Short task: How many lines of the material below contain the word "their"? Reply with the number alone.

Material for the task:
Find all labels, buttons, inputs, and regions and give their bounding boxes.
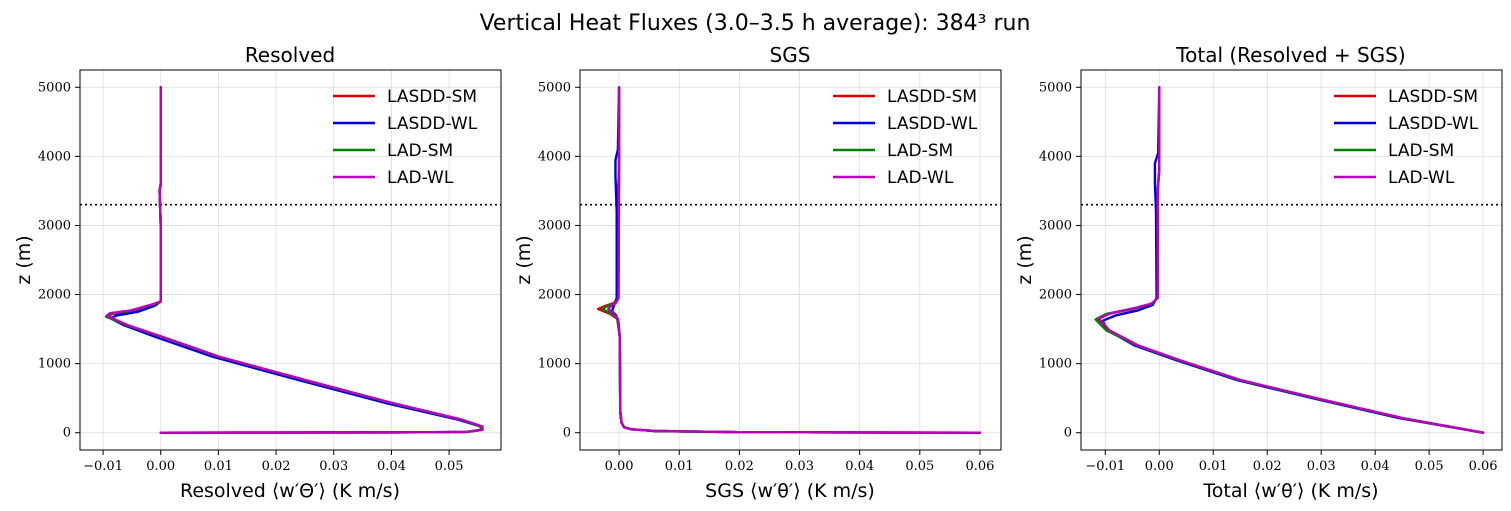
legend-label: LASDD-SM	[387, 87, 477, 107]
y-axis-label: z (m)	[13, 235, 35, 284]
legend-label: LASDD-WL	[1388, 114, 1479, 134]
y-axis-label: z (m)	[1014, 235, 1036, 284]
panel-title: Total (Resolved + SGS)	[1175, 43, 1405, 67]
panel-sgs: SGS SGS ⟨w′θ′⟩ (K m/s) z (m) 0.00 0.01 0.0…	[513, 43, 1002, 502]
x-tick-label: 0.02	[1253, 459, 1282, 474]
figure-suptitle: Vertical Heat Fluxes (3.0–3.5 h average)…	[480, 11, 1031, 36]
x-tick-label: 0.04	[845, 459, 874, 474]
x-tick-label: 0.04	[1361, 459, 1390, 474]
y-tick-label: 5000	[538, 80, 571, 95]
series-line-lad-wl	[105, 86, 484, 434]
legend-label: LASDD-WL	[387, 114, 478, 134]
y-tick-label: 0	[563, 426, 571, 441]
y-tick-label: 2000	[1039, 288, 1072, 303]
panel-total: Total (Resolved + SGS) Total ⟨w′θ′⟩ (K m…	[1014, 43, 1503, 502]
legend-label: LASDD-SM	[1388, 87, 1478, 107]
x-tick-label: 0.03	[1307, 459, 1336, 474]
panel-title: Resolved	[245, 43, 335, 67]
legend-label: LAD-SM	[1388, 141, 1454, 161]
y-tick-label: 2000	[538, 288, 571, 303]
y-tick-label: 5000	[1039, 80, 1072, 95]
x-tick-label: 0.01	[665, 459, 694, 474]
y-tick-label: 2000	[38, 288, 71, 303]
y-axis-label: z (m)	[513, 235, 535, 284]
y-tick-label: 1000	[1039, 357, 1072, 372]
x-axis-label: SGS ⟨w′θ′⟩ (K m/s)	[705, 480, 875, 502]
panel-resolved: Resolved Resolved ⟨w′Θ′⟩ (K m/s) z (m) −…	[13, 43, 502, 502]
series-line-lad-sm	[1094, 86, 1485, 434]
x-tick-label: −0.01	[83, 459, 123, 474]
series-line-lad-wl	[607, 86, 982, 434]
series-line-lasdd-sm	[1095, 86, 1485, 434]
y-tick-label: 0	[63, 426, 71, 441]
y-tick-label: 3000	[38, 218, 71, 233]
y-tick-label: 5000	[38, 80, 71, 95]
plot-frame	[579, 69, 1002, 451]
series-line-lasdd-sm	[596, 86, 982, 434]
x-tick-label: 0.06	[965, 459, 994, 474]
x-tick-label: 0.05	[1415, 459, 1444, 474]
legend-label: LASDD-WL	[887, 114, 978, 134]
x-tick-label: −0.01	[1085, 459, 1125, 474]
legend: LASDD-SM LASDD-WL LAD-SM LAD-WL	[1334, 87, 1479, 188]
x-axis-label: Resolved ⟨w′Θ′⟩ (K m/s)	[180, 480, 400, 502]
series-line-lad-sm	[104, 86, 483, 434]
series-line-lasdd-wl	[108, 86, 483, 434]
x-tick-label: 0.00	[146, 459, 175, 474]
series-line-lasdd-sm	[106, 86, 483, 434]
y-tick-label: 1000	[538, 357, 571, 372]
legend: LASDD-SM LASDD-WL LAD-SM LAD-WL	[333, 87, 478, 188]
x-tick-label: 0.02	[725, 459, 754, 474]
plot-frame	[1080, 69, 1503, 451]
y-tick-label: 0	[1064, 426, 1072, 441]
x-tick-label: 0.02	[262, 459, 291, 474]
x-tick-label: 0.05	[905, 459, 934, 474]
legend-label: LAD-SM	[887, 141, 953, 161]
y-tick-label: 1000	[38, 357, 71, 372]
y-tick-label: 4000	[1039, 149, 1072, 164]
legend-label: LAD-WL	[387, 168, 454, 188]
legend-label: LASDD-SM	[887, 87, 977, 107]
y-tick-label: 4000	[538, 149, 571, 164]
series-line-lad-sm	[601, 86, 982, 434]
x-tick-label: 0.05	[435, 459, 464, 474]
x-tick-label: 0.01	[204, 459, 233, 474]
legend: LASDD-SM LASDD-WL LAD-SM LAD-WL	[833, 87, 978, 188]
x-tick-label: 0.06	[1469, 459, 1498, 474]
y-tick-label: 3000	[538, 218, 571, 233]
legend-label: LAD-WL	[1388, 168, 1455, 188]
y-tick-label: 3000	[1039, 218, 1072, 233]
series-line-lad-wl	[1097, 86, 1485, 434]
plot-frame	[79, 69, 502, 451]
x-tick-label: 0.00	[605, 459, 634, 474]
x-tick-label: 0.00	[1145, 459, 1174, 474]
x-tick-label: 0.03	[785, 459, 814, 474]
legend-label: LAD-WL	[887, 168, 954, 188]
x-tick-label: 0.04	[377, 459, 406, 474]
x-axis-label: Total ⟨w′θ′⟩ (K m/s)	[1202, 480, 1378, 502]
y-tick-label: 4000	[38, 149, 71, 164]
x-tick-label: 0.03	[319, 459, 348, 474]
panel-title: SGS	[770, 43, 811, 67]
legend-label: LAD-SM	[387, 141, 453, 161]
x-tick-label: 0.01	[1199, 459, 1228, 474]
series-line-lasdd-wl	[610, 86, 982, 434]
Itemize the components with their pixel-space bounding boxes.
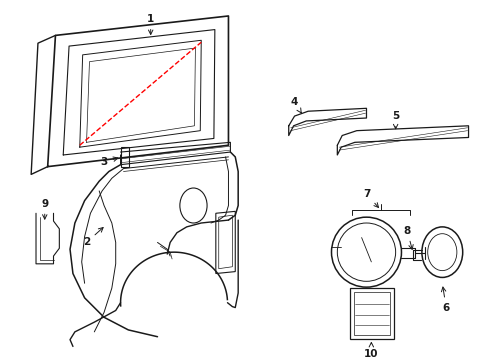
Text: 2: 2: [83, 228, 103, 247]
Text: 7: 7: [362, 189, 378, 207]
Text: 9: 9: [41, 199, 48, 219]
Text: 4: 4: [290, 98, 301, 113]
Text: 5: 5: [391, 111, 398, 129]
Text: 6: 6: [441, 287, 449, 312]
Text: 8: 8: [403, 226, 412, 249]
Text: 1: 1: [147, 14, 154, 35]
Text: 10: 10: [364, 342, 378, 359]
Text: 3: 3: [100, 157, 118, 167]
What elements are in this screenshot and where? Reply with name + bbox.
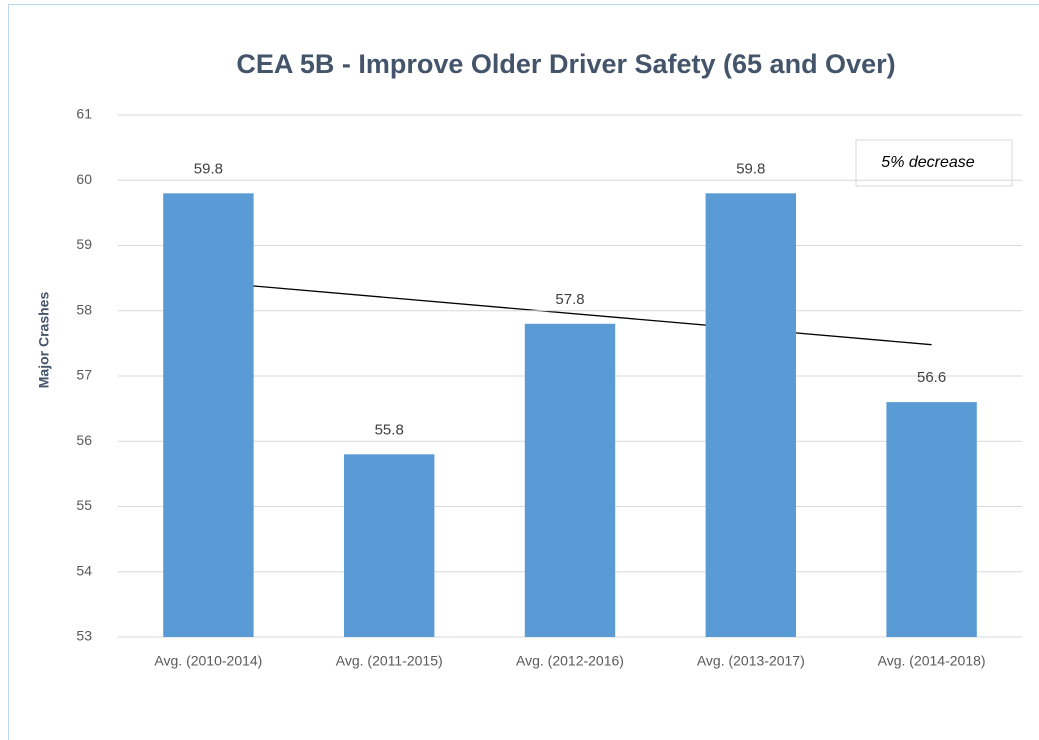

Finished answer: 2